▶

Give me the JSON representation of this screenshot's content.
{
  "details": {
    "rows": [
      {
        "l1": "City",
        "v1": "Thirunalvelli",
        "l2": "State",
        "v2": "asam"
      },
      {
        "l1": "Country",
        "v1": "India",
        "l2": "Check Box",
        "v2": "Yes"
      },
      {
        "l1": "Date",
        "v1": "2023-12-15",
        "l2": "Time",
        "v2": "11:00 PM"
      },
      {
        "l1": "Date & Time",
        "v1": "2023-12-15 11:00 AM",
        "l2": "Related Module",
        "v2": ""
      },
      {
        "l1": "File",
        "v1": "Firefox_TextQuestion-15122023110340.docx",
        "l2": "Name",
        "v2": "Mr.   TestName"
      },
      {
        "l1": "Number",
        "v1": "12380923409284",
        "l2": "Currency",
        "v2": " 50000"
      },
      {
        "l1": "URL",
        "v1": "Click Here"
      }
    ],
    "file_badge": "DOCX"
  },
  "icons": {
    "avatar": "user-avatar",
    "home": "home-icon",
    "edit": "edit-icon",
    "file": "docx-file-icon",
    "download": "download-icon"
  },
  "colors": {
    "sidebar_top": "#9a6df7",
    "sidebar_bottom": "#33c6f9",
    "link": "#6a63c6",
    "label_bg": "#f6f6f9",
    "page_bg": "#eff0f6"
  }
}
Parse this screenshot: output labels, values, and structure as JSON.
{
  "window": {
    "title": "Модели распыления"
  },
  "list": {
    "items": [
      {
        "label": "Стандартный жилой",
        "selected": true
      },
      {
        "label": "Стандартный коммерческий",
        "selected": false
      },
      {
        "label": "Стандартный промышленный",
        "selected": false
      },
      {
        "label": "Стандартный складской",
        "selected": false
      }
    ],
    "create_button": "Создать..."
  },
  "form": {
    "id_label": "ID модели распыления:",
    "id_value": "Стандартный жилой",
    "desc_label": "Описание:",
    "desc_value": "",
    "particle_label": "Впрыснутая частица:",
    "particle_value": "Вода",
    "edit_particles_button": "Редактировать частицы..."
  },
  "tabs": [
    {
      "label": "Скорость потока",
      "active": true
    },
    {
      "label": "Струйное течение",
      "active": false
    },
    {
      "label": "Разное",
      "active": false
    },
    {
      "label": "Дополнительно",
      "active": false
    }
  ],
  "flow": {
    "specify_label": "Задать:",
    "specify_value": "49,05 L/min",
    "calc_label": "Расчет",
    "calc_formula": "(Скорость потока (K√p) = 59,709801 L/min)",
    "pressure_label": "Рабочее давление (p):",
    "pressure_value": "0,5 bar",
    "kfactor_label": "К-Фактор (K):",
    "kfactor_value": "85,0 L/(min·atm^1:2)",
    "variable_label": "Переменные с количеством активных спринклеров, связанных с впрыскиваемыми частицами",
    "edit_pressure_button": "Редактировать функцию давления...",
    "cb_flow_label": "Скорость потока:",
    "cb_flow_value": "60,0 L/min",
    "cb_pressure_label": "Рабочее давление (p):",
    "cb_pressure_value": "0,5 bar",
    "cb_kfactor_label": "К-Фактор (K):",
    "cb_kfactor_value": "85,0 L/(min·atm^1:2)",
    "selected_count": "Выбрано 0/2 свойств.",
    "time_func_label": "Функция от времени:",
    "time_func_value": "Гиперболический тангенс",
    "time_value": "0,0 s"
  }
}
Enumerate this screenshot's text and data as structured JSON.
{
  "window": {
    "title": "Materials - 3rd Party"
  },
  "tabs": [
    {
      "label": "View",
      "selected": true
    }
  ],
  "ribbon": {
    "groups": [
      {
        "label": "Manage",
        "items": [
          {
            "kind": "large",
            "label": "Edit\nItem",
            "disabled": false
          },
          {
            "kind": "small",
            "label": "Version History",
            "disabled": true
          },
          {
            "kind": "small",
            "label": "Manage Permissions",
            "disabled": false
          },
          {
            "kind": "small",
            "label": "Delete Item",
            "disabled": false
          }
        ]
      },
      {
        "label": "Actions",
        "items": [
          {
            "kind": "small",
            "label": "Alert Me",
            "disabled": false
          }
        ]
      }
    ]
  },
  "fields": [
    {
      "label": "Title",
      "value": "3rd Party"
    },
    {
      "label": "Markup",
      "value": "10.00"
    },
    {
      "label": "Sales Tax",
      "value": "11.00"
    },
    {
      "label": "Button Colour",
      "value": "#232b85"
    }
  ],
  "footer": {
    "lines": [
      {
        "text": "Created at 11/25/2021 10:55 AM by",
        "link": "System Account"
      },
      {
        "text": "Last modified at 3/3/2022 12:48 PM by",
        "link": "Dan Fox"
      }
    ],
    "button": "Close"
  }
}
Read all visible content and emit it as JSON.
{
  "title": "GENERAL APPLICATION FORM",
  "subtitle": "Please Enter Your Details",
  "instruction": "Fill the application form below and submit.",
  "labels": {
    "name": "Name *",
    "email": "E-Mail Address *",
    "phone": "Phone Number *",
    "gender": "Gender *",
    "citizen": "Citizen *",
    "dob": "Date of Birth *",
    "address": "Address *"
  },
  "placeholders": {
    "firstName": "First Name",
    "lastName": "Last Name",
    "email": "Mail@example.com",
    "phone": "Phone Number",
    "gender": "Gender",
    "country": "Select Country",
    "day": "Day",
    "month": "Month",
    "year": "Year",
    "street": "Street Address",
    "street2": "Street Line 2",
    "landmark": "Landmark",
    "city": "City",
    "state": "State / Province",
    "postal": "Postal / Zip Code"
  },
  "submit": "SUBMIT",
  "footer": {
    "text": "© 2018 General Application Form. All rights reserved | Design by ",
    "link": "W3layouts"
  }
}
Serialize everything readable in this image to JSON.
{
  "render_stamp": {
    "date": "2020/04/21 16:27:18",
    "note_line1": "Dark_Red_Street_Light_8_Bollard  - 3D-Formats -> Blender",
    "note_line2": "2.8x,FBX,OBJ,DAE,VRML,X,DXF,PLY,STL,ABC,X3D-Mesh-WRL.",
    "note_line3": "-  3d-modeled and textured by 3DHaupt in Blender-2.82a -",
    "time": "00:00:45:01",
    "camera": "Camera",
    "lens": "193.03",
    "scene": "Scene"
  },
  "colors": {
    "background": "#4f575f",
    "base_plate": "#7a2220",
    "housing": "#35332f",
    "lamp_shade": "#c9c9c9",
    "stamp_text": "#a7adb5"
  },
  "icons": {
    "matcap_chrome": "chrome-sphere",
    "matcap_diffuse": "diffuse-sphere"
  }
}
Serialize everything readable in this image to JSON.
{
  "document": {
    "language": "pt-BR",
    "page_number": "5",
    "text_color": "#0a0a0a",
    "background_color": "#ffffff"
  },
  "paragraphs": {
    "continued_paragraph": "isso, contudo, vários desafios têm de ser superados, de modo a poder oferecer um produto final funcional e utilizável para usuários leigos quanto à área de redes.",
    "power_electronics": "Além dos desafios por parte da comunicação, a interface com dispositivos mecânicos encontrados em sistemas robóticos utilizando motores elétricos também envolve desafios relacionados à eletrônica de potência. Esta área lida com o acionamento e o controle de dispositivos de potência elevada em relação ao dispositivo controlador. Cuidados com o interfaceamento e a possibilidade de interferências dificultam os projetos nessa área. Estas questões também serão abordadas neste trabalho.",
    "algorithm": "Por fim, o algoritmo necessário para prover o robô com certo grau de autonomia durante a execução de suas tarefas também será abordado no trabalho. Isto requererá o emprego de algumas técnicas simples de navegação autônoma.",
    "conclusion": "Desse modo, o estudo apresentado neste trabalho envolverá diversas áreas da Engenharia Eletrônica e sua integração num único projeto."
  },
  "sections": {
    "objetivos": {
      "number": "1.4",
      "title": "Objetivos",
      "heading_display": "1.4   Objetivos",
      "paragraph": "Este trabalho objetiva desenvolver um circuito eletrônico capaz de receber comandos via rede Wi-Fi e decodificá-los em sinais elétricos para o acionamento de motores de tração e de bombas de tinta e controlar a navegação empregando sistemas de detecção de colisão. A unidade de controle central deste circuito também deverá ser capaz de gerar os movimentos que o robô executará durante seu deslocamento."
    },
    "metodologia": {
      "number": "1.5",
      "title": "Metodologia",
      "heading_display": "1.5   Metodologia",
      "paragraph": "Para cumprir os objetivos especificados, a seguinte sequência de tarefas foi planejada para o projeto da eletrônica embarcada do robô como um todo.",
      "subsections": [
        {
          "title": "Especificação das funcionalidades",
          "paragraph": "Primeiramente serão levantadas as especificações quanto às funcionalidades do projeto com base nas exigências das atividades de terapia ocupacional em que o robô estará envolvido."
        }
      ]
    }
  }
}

◀

Return each full line of the entries that contains the word "elétricos".

    "power_electronics": "Além dos desafios por parte da comunicação, a interface com dispositivos mecânicos encontrados em sistemas robóticos utilizando motores elétricos também envolve desafios relacionados à eletrônica de potência. Esta área lida com o acionamento e o controle de dispositivos de potência elevada em relação ao dispositivo controlador. Cuidados com o interfaceamento e a possibilidade de interferências dificultam os projetos nessa área. Estas questões também serão abordadas neste trabalho.",
      "paragraph": "Este trabalho objetiva desenvolver um circuito eletrônico capaz de receber comandos via rede Wi-Fi e decodificá-los em sinais elétricos para o acionamento de motores de tração e de bombas de tinta e controlar a navegação empregando sistemas de detecção de colisão. A unidade de controle central deste circuito também deverá ser capaz de gerar os movimentos que o robô executará durante seu deslocamento."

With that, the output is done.